• Directions:
Find every line containing the word "ylabel" in the records below; report only how many there are.

• Supplied records:

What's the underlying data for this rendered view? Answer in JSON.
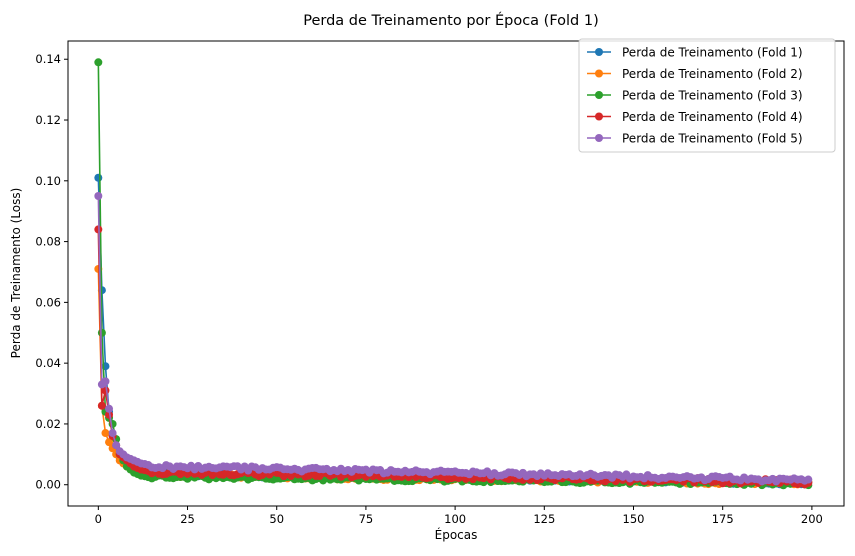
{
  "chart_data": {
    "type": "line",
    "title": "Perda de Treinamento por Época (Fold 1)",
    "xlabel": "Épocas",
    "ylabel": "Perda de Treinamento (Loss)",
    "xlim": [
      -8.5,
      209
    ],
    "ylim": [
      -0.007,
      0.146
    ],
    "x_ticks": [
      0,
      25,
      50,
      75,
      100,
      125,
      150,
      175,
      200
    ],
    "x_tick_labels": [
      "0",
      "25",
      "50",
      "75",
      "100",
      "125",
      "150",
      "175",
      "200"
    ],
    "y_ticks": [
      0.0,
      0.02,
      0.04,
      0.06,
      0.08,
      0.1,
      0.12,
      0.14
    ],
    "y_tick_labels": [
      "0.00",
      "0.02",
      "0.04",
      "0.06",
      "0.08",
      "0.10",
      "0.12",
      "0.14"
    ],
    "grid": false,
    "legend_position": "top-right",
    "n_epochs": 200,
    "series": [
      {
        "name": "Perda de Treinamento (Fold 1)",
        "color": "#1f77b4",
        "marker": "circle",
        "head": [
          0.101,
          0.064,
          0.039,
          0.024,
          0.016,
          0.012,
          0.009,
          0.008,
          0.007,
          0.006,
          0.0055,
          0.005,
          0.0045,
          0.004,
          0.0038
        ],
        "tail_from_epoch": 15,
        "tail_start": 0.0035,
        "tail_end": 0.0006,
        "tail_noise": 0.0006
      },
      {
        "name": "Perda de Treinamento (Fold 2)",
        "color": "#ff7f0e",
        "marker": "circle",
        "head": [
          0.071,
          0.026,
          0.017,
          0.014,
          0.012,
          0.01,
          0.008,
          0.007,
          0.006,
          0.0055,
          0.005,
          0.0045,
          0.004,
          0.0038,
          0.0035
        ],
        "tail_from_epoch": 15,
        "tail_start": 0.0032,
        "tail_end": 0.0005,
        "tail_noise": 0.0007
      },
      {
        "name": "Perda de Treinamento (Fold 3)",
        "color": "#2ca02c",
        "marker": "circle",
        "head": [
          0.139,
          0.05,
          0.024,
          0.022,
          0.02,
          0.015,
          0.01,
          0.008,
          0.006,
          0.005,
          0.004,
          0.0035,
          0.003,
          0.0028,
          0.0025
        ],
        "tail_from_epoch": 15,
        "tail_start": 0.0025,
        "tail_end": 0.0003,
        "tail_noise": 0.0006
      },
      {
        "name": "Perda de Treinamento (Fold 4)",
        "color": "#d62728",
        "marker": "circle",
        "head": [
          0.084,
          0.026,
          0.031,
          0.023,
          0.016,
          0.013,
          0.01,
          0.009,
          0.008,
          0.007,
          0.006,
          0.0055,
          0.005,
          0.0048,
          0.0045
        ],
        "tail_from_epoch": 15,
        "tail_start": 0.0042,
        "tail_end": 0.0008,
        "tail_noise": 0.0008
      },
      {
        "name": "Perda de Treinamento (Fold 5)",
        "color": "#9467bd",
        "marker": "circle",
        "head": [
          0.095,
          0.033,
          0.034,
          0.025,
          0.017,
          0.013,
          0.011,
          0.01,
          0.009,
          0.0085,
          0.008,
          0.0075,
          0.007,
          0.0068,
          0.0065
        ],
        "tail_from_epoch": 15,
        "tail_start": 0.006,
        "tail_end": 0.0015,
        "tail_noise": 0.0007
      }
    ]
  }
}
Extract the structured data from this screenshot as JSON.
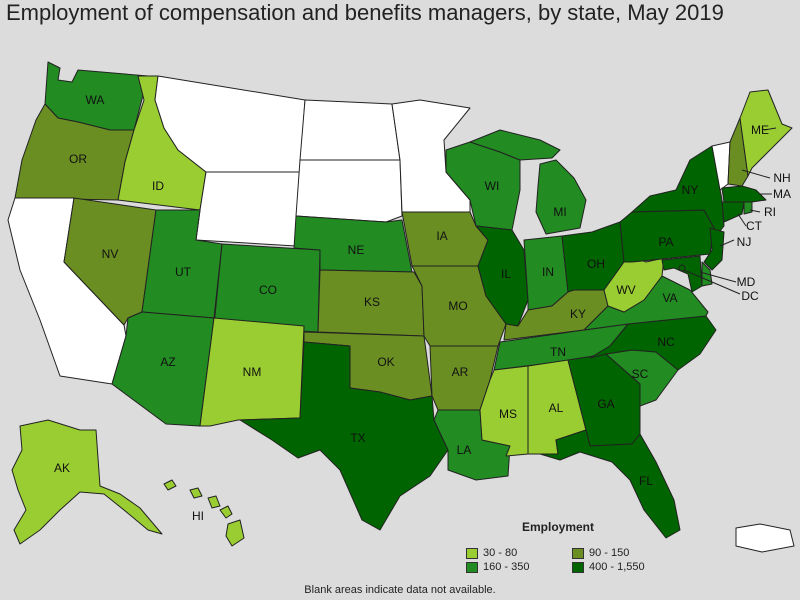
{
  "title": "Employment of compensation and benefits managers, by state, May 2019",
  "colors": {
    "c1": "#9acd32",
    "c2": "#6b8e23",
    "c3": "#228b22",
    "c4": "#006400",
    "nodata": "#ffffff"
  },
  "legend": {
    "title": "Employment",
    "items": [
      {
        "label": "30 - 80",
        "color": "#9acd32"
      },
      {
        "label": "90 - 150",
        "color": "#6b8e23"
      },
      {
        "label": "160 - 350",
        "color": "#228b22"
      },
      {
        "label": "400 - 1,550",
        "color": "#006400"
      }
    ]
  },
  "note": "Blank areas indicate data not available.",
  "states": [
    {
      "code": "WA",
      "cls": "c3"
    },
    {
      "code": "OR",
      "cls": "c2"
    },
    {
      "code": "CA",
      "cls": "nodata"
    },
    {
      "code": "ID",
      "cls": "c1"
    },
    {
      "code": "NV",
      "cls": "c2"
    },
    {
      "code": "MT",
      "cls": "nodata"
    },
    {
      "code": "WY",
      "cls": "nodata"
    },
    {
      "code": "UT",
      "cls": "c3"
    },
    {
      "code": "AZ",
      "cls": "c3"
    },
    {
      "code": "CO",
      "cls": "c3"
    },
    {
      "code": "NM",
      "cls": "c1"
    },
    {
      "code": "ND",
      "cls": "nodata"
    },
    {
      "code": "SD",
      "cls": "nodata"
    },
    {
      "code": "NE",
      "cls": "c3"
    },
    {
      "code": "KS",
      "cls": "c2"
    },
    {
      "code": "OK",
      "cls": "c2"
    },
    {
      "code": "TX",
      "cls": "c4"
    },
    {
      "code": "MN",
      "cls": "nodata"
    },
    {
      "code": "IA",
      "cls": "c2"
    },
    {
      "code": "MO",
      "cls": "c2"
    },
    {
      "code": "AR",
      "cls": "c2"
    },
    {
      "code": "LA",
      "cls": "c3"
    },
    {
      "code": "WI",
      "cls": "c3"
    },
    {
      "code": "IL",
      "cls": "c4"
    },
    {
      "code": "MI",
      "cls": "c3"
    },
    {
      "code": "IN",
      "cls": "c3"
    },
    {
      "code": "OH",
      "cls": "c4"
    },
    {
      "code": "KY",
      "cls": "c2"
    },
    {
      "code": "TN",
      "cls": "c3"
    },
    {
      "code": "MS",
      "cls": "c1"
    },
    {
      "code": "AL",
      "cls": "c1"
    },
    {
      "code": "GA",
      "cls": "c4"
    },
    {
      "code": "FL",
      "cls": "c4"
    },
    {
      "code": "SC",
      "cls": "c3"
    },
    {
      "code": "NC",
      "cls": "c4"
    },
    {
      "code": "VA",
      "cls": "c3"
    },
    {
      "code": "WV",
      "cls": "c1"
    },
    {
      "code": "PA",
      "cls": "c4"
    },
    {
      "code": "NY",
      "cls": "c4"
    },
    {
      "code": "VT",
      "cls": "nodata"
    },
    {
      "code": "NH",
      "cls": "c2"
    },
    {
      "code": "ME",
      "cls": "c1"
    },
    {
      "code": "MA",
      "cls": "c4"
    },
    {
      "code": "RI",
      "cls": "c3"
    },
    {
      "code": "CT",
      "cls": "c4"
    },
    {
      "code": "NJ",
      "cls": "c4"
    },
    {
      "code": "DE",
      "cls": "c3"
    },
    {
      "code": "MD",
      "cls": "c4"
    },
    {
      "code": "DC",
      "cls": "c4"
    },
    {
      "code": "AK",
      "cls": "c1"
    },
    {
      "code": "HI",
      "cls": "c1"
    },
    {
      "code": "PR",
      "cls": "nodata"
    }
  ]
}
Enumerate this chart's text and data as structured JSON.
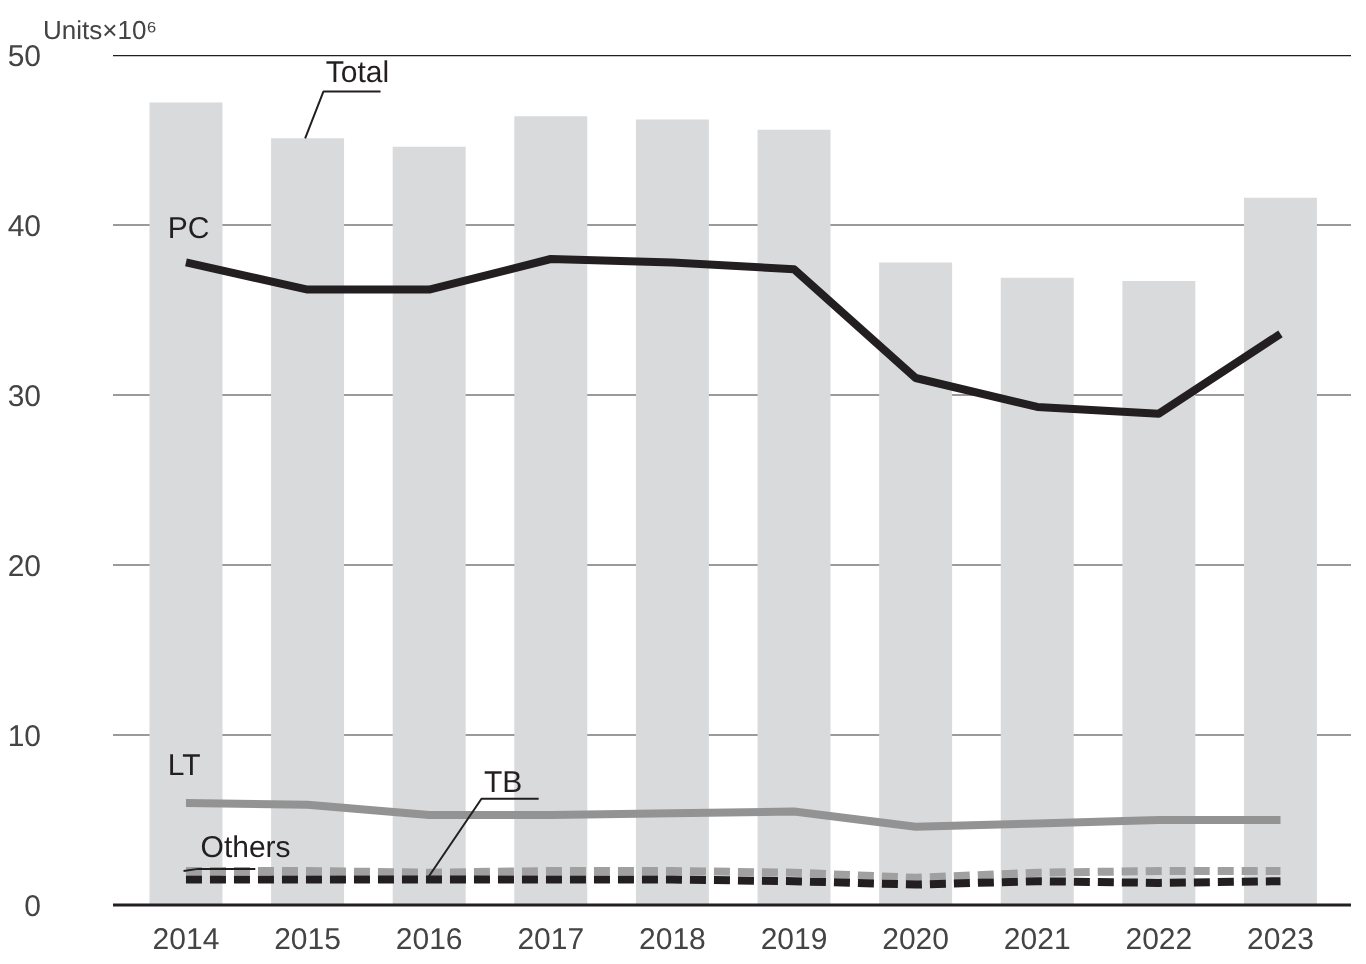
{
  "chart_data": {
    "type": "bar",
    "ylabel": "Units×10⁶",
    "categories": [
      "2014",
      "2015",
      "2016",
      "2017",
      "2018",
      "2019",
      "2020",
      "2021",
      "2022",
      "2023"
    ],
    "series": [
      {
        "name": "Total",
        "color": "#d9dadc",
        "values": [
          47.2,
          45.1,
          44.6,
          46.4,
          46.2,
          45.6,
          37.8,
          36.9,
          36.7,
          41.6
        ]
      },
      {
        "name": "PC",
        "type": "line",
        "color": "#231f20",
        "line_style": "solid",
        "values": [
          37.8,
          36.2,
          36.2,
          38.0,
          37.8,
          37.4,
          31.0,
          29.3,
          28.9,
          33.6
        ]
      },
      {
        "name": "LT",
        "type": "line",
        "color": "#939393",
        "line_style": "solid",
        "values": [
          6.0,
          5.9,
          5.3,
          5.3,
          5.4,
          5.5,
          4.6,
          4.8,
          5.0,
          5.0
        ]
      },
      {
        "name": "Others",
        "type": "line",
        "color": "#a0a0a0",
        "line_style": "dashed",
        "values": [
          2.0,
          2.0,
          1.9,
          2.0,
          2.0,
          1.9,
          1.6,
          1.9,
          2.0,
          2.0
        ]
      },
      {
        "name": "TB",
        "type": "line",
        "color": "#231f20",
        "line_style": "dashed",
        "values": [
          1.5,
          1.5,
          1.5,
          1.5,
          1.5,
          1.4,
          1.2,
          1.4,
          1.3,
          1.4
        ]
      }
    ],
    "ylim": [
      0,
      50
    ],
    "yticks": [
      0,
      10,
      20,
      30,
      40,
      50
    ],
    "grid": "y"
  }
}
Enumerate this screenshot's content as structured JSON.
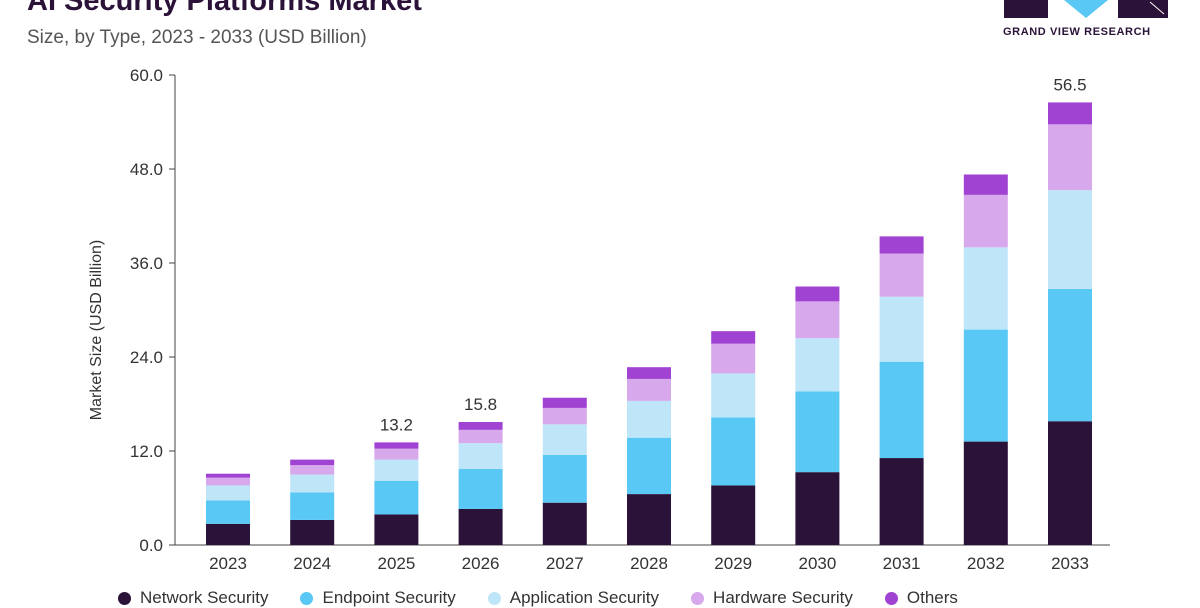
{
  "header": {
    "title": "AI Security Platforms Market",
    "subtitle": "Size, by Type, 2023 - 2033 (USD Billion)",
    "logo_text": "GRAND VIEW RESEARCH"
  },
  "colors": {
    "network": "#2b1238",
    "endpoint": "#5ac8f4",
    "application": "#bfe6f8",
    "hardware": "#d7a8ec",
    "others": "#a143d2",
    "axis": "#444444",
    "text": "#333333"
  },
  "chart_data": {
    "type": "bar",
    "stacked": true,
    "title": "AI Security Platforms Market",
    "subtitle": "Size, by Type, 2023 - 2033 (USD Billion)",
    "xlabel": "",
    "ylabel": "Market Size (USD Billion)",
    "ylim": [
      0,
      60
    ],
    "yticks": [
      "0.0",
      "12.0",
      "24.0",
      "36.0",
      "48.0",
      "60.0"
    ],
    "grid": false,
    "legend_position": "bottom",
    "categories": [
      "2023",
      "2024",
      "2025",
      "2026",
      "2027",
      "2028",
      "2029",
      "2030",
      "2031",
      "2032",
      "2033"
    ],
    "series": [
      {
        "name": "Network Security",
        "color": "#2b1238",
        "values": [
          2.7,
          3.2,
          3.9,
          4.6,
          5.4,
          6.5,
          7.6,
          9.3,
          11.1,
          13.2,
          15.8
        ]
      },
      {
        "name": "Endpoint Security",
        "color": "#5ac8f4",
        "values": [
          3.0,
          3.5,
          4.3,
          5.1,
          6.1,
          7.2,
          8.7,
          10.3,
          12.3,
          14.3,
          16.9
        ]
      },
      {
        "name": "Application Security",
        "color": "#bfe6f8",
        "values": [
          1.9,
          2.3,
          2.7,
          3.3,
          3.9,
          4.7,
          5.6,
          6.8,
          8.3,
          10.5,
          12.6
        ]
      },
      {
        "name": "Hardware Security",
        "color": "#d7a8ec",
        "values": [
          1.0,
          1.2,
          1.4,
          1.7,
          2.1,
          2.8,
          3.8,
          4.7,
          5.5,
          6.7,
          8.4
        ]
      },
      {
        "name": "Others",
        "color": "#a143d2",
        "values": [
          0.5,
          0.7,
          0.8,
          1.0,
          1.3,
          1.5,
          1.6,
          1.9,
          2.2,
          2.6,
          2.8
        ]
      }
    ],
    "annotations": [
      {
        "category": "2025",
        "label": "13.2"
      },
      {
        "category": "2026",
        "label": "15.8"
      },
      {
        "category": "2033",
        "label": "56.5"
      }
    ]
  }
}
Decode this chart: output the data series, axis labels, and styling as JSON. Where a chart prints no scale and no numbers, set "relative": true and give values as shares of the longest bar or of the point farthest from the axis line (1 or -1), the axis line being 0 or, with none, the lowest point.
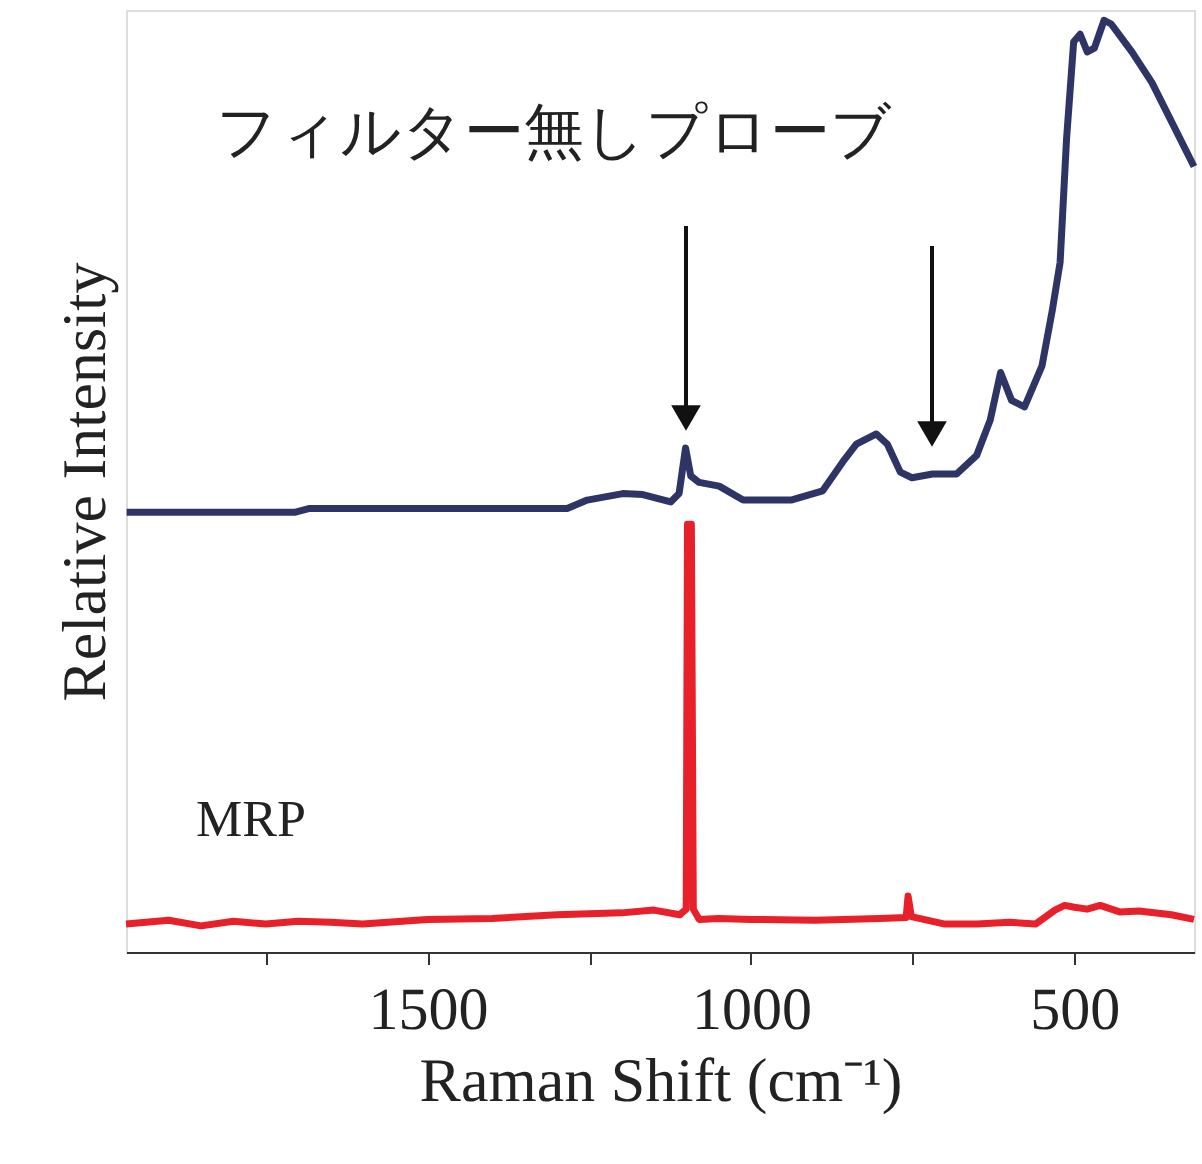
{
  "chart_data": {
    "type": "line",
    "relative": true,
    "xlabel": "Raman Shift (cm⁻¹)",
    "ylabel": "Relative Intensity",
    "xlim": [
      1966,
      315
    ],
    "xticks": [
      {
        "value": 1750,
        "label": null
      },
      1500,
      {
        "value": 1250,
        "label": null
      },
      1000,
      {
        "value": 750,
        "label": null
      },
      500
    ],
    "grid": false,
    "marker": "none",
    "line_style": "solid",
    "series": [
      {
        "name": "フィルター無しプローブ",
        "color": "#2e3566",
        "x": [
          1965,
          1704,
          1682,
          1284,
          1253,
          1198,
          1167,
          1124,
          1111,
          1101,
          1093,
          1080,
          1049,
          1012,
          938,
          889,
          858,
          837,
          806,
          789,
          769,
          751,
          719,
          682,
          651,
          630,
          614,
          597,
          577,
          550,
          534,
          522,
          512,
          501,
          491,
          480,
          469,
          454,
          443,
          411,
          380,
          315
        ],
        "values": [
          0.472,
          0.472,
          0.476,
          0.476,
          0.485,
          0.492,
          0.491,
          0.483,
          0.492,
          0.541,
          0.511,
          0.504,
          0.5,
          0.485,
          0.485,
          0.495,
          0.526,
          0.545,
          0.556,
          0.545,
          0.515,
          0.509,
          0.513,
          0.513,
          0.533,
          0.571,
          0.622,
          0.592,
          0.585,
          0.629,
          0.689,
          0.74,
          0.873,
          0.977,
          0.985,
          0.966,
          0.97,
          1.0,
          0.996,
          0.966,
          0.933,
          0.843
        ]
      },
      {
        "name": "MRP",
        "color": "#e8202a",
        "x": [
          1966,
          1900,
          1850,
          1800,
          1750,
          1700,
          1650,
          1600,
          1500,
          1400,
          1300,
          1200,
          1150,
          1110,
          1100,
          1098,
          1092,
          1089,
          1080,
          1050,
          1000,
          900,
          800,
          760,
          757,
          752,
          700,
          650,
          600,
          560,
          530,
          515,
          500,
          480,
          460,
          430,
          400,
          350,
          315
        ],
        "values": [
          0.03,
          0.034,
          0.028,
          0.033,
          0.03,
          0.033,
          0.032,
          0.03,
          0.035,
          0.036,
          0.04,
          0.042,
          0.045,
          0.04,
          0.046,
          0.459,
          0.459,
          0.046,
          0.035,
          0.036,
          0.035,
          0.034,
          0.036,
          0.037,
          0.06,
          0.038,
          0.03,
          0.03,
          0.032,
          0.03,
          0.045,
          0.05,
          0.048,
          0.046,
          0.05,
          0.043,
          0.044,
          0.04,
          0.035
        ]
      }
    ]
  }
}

• Complete output:
4